== Work to complete ==
Transcribe the data in full and exactly, omitting any pictures.

== Input data ==
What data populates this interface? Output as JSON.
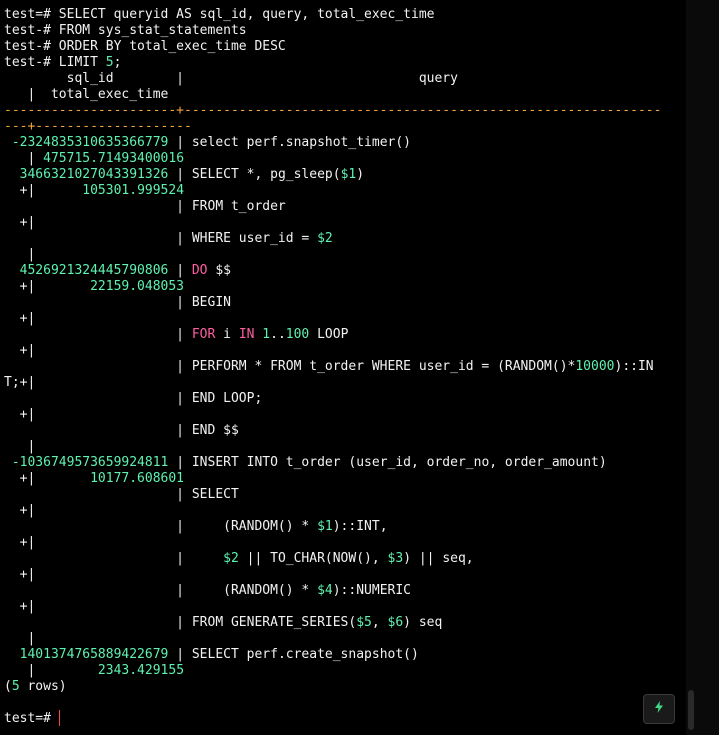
{
  "terminal": {
    "lines": [
      [
        {
          "t": "test=# SELECT queryid AS sql_id, query, total_exec_time",
          "c": "w"
        }
      ],
      [
        {
          "t": "test-# FROM sys_stat_statements",
          "c": "w"
        }
      ],
      [
        {
          "t": "test-# ORDER BY total_exec_time DESC",
          "c": "w"
        }
      ],
      [
        {
          "t": "test-# LIMIT ",
          "c": "w"
        },
        {
          "t": "5",
          "c": "g"
        },
        {
          "t": ";",
          "c": "w"
        }
      ],
      [
        {
          "t": "        sql_id        |                              query",
          "c": "w"
        }
      ],
      [
        {
          "t": "   |  total_exec_time",
          "c": "w"
        }
      ],
      [
        {
          "t": "----------------------+-------------------------------------------------------------",
          "c": "o"
        }
      ],
      [
        {
          "t": "---+--------------------",
          "c": "o"
        }
      ],
      [
        {
          "t": " -2324835310635366779",
          "c": "g"
        },
        {
          "t": " | select perf.snapshot_timer()",
          "c": "w"
        }
      ],
      [
        {
          "t": "   | ",
          "c": "w"
        },
        {
          "t": "475715.71493400016",
          "c": "g"
        }
      ],
      [
        {
          "t": "  3466321027043391326",
          "c": "g"
        },
        {
          "t": " | SELECT *, pg_sleep(",
          "c": "w"
        },
        {
          "t": "$1",
          "c": "g"
        },
        {
          "t": ")",
          "c": "w"
        }
      ],
      [
        {
          "t": "  +|      ",
          "c": "w"
        },
        {
          "t": "105301.999524",
          "c": "g"
        }
      ],
      [
        {
          "t": "                      | FROM t_order",
          "c": "w"
        }
      ],
      [
        {
          "t": "  +|",
          "c": "w"
        }
      ],
      [
        {
          "t": "                      | WHERE user_id = ",
          "c": "w"
        },
        {
          "t": "$2",
          "c": "g"
        }
      ],
      [
        {
          "t": "   |",
          "c": "w"
        }
      ],
      [
        {
          "t": "  4526921324445790806",
          "c": "g"
        },
        {
          "t": " | ",
          "c": "w"
        },
        {
          "t": "DO",
          "c": "p"
        },
        {
          "t": " $$",
          "c": "w"
        }
      ],
      [
        {
          "t": "  +|       ",
          "c": "w"
        },
        {
          "t": "22159.048053",
          "c": "g"
        }
      ],
      [
        {
          "t": "                      | BEGIN",
          "c": "w"
        }
      ],
      [
        {
          "t": "  +|",
          "c": "w"
        }
      ],
      [
        {
          "t": "                      | ",
          "c": "w"
        },
        {
          "t": "FOR",
          "c": "p"
        },
        {
          "t": " i ",
          "c": "w"
        },
        {
          "t": "IN",
          "c": "p"
        },
        {
          "t": " ",
          "c": "w"
        },
        {
          "t": "1",
          "c": "g"
        },
        {
          "t": "..",
          "c": "w"
        },
        {
          "t": "100",
          "c": "g"
        },
        {
          "t": " LOOP",
          "c": "w"
        }
      ],
      [
        {
          "t": "  +|",
          "c": "w"
        }
      ],
      [
        {
          "t": "                      | PERFORM * FROM t_order WHERE user_id = (RANDOM()*",
          "c": "w"
        },
        {
          "t": "10000",
          "c": "g"
        },
        {
          "t": ")::IN",
          "c": "w"
        }
      ],
      [
        {
          "t": "T;+|",
          "c": "w"
        }
      ],
      [
        {
          "t": "                      | END LOOP;",
          "c": "w"
        }
      ],
      [
        {
          "t": "  +|",
          "c": "w"
        }
      ],
      [
        {
          "t": "                      | END $$",
          "c": "w"
        }
      ],
      [
        {
          "t": "   |",
          "c": "w"
        }
      ],
      [
        {
          "t": " -1036749573659924811",
          "c": "g"
        },
        {
          "t": " | INSERT INTO t_order (user_id, order_no, order_amount)",
          "c": "w"
        }
      ],
      [
        {
          "t": "  +|       ",
          "c": "w"
        },
        {
          "t": "10177.608601",
          "c": "g"
        }
      ],
      [
        {
          "t": "                      | SELECT",
          "c": "w"
        }
      ],
      [
        {
          "t": "  +|",
          "c": "w"
        }
      ],
      [
        {
          "t": "                      |     (RANDOM() * ",
          "c": "w"
        },
        {
          "t": "$1",
          "c": "g"
        },
        {
          "t": ")::INT,",
          "c": "w"
        }
      ],
      [
        {
          "t": "  +|",
          "c": "w"
        }
      ],
      [
        {
          "t": "                      |     ",
          "c": "w"
        },
        {
          "t": "$2",
          "c": "g"
        },
        {
          "t": " || TO_CHAR(NOW(), ",
          "c": "w"
        },
        {
          "t": "$3",
          "c": "g"
        },
        {
          "t": ") || seq,",
          "c": "w"
        }
      ],
      [
        {
          "t": "  +|",
          "c": "w"
        }
      ],
      [
        {
          "t": "                      |     (RANDOM() * ",
          "c": "w"
        },
        {
          "t": "$4",
          "c": "g"
        },
        {
          "t": ")::NUMERIC",
          "c": "w"
        }
      ],
      [
        {
          "t": "  +|",
          "c": "w"
        }
      ],
      [
        {
          "t": "                      | FROM GENERATE_SERIES(",
          "c": "w"
        },
        {
          "t": "$5",
          "c": "g"
        },
        {
          "t": ", ",
          "c": "w"
        },
        {
          "t": "$6",
          "c": "g"
        },
        {
          "t": ") seq",
          "c": "w"
        }
      ],
      [
        {
          "t": "   |",
          "c": "w"
        }
      ],
      [
        {
          "t": "  1401374765889422679",
          "c": "g"
        },
        {
          "t": " | SELECT perf.create_snapshot()",
          "c": "w"
        }
      ],
      [
        {
          "t": "   |        ",
          "c": "w"
        },
        {
          "t": "2343.429155",
          "c": "g"
        }
      ],
      [
        {
          "t": "(",
          "c": "w"
        },
        {
          "t": "5",
          "c": "g"
        },
        {
          "t": " rows)",
          "c": "w"
        }
      ],
      [
        {
          "t": "",
          "c": "w"
        }
      ],
      [
        {
          "t": "test=# ",
          "c": "w"
        }
      ]
    ]
  },
  "ui": {
    "tool_button_icon": "lightning-icon",
    "accent_green": "#5ff2b0",
    "accent_pink": "#ff5f9e",
    "accent_orange": "#f0a640"
  }
}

== Result for this task ==
What data populates this interface? Output as JSON.
{
  "terminal": {
    "lines": [
      [
        {
          "t": "test=# SELECT queryid AS sql_id, query, total_exec_time",
          "c": "w"
        }
      ],
      [
        {
          "t": "test-# FROM sys_stat_statements",
          "c": "w"
        }
      ],
      [
        {
          "t": "test-# ORDER BY total_exec_time DESC",
          "c": "w"
        }
      ],
      [
        {
          "t": "test-# LIMIT ",
          "c": "w"
        },
        {
          "t": "5",
          "c": "g"
        },
        {
          "t": ";",
          "c": "w"
        }
      ],
      [
        {
          "t": "        sql_id        |                              query",
          "c": "w"
        }
      ],
      [
        {
          "t": "   |  total_exec_time",
          "c": "w"
        }
      ],
      [
        {
          "t": "----------------------+-------------------------------------------------------------",
          "c": "o"
        }
      ],
      [
        {
          "t": "---+--------------------",
          "c": "o"
        }
      ],
      [
        {
          "t": " -2324835310635366779",
          "c": "g"
        },
        {
          "t": " | select perf.snapshot_timer()",
          "c": "w"
        }
      ],
      [
        {
          "t": "   | ",
          "c": "w"
        },
        {
          "t": "475715.71493400016",
          "c": "g"
        }
      ],
      [
        {
          "t": "  3466321027043391326",
          "c": "g"
        },
        {
          "t": " | SELECT *, pg_sleep(",
          "c": "w"
        },
        {
          "t": "$1",
          "c": "g"
        },
        {
          "t": ")",
          "c": "w"
        }
      ],
      [
        {
          "t": "  +|      ",
          "c": "w"
        },
        {
          "t": "105301.999524",
          "c": "g"
        }
      ],
      [
        {
          "t": "                      | FROM t_order",
          "c": "w"
        }
      ],
      [
        {
          "t": "  +|",
          "c": "w"
        }
      ],
      [
        {
          "t": "                      | WHERE user_id = ",
          "c": "w"
        },
        {
          "t": "$2",
          "c": "g"
        }
      ],
      [
        {
          "t": "   |",
          "c": "w"
        }
      ],
      [
        {
          "t": "  4526921324445790806",
          "c": "g"
        },
        {
          "t": " | ",
          "c": "w"
        },
        {
          "t": "DO",
          "c": "p"
        },
        {
          "t": " $$",
          "c": "w"
        }
      ],
      [
        {
          "t": "  +|       ",
          "c": "w"
        },
        {
          "t": "22159.048053",
          "c": "g"
        }
      ],
      [
        {
          "t": "                      | BEGIN",
          "c": "w"
        }
      ],
      [
        {
          "t": "  +|",
          "c": "w"
        }
      ],
      [
        {
          "t": "                      | ",
          "c": "w"
        },
        {
          "t": "FOR",
          "c": "p"
        },
        {
          "t": " i ",
          "c": "w"
        },
        {
          "t": "IN",
          "c": "p"
        },
        {
          "t": " ",
          "c": "w"
        },
        {
          "t": "1",
          "c": "g"
        },
        {
          "t": "..",
          "c": "w"
        },
        {
          "t": "100",
          "c": "g"
        },
        {
          "t": " LOOP",
          "c": "w"
        }
      ],
      [
        {
          "t": "  +|",
          "c": "w"
        }
      ],
      [
        {
          "t": "                      | PERFORM * FROM t_order WHERE user_id = (RANDOM()*",
          "c": "w"
        },
        {
          "t": "10000",
          "c": "g"
        },
        {
          "t": ")::IN",
          "c": "w"
        }
      ],
      [
        {
          "t": "T;+|",
          "c": "w"
        }
      ],
      [
        {
          "t": "                      | END LOOP;",
          "c": "w"
        }
      ],
      [
        {
          "t": "  +|",
          "c": "w"
        }
      ],
      [
        {
          "t": "                      | END $$",
          "c": "w"
        }
      ],
      [
        {
          "t": "   |",
          "c": "w"
        }
      ],
      [
        {
          "t": " -1036749573659924811",
          "c": "g"
        },
        {
          "t": " | INSERT INTO t_order (user_id, order_no, order_amount)",
          "c": "w"
        }
      ],
      [
        {
          "t": "  +|       ",
          "c": "w"
        },
        {
          "t": "10177.608601",
          "c": "g"
        }
      ],
      [
        {
          "t": "                      | SELECT",
          "c": "w"
        }
      ],
      [
        {
          "t": "  +|",
          "c": "w"
        }
      ],
      [
        {
          "t": "                      |     (RANDOM() * ",
          "c": "w"
        },
        {
          "t": "$1",
          "c": "g"
        },
        {
          "t": ")::INT,",
          "c": "w"
        }
      ],
      [
        {
          "t": "  +|",
          "c": "w"
        }
      ],
      [
        {
          "t": "                      |     ",
          "c": "w"
        },
        {
          "t": "$2",
          "c": "g"
        },
        {
          "t": " || TO_CHAR(NOW(), ",
          "c": "w"
        },
        {
          "t": "$3",
          "c": "g"
        },
        {
          "t": ") || seq,",
          "c": "w"
        }
      ],
      [
        {
          "t": "  +|",
          "c": "w"
        }
      ],
      [
        {
          "t": "                      |     (RANDOM() * ",
          "c": "w"
        },
        {
          "t": "$4",
          "c": "g"
        },
        {
          "t": ")::NUMERIC",
          "c": "w"
        }
      ],
      [
        {
          "t": "  +|",
          "c": "w"
        }
      ],
      [
        {
          "t": "                      | FROM GENERATE_SERIES(",
          "c": "w"
        },
        {
          "t": "$5",
          "c": "g"
        },
        {
          "t": ", ",
          "c": "w"
        },
        {
          "t": "$6",
          "c": "g"
        },
        {
          "t": ") seq",
          "c": "w"
        }
      ],
      [
        {
          "t": "   |",
          "c": "w"
        }
      ],
      [
        {
          "t": "  1401374765889422679",
          "c": "g"
        },
        {
          "t": " | SELECT perf.create_snapshot()",
          "c": "w"
        }
      ],
      [
        {
          "t": "   |        ",
          "c": "w"
        },
        {
          "t": "2343.429155",
          "c": "g"
        }
      ],
      [
        {
          "t": "(",
          "c": "w"
        },
        {
          "t": "5",
          "c": "g"
        },
        {
          "t": " rows)",
          "c": "w"
        }
      ],
      [
        {
          "t": "",
          "c": "w"
        }
      ],
      [
        {
          "t": "test=# ",
          "c": "w"
        }
      ]
    ]
  },
  "ui": {
    "tool_button_icon": "lightning-icon",
    "accent_green": "#5ff2b0",
    "accent_pink": "#ff5f9e",
    "accent_orange": "#f0a640"
  }
}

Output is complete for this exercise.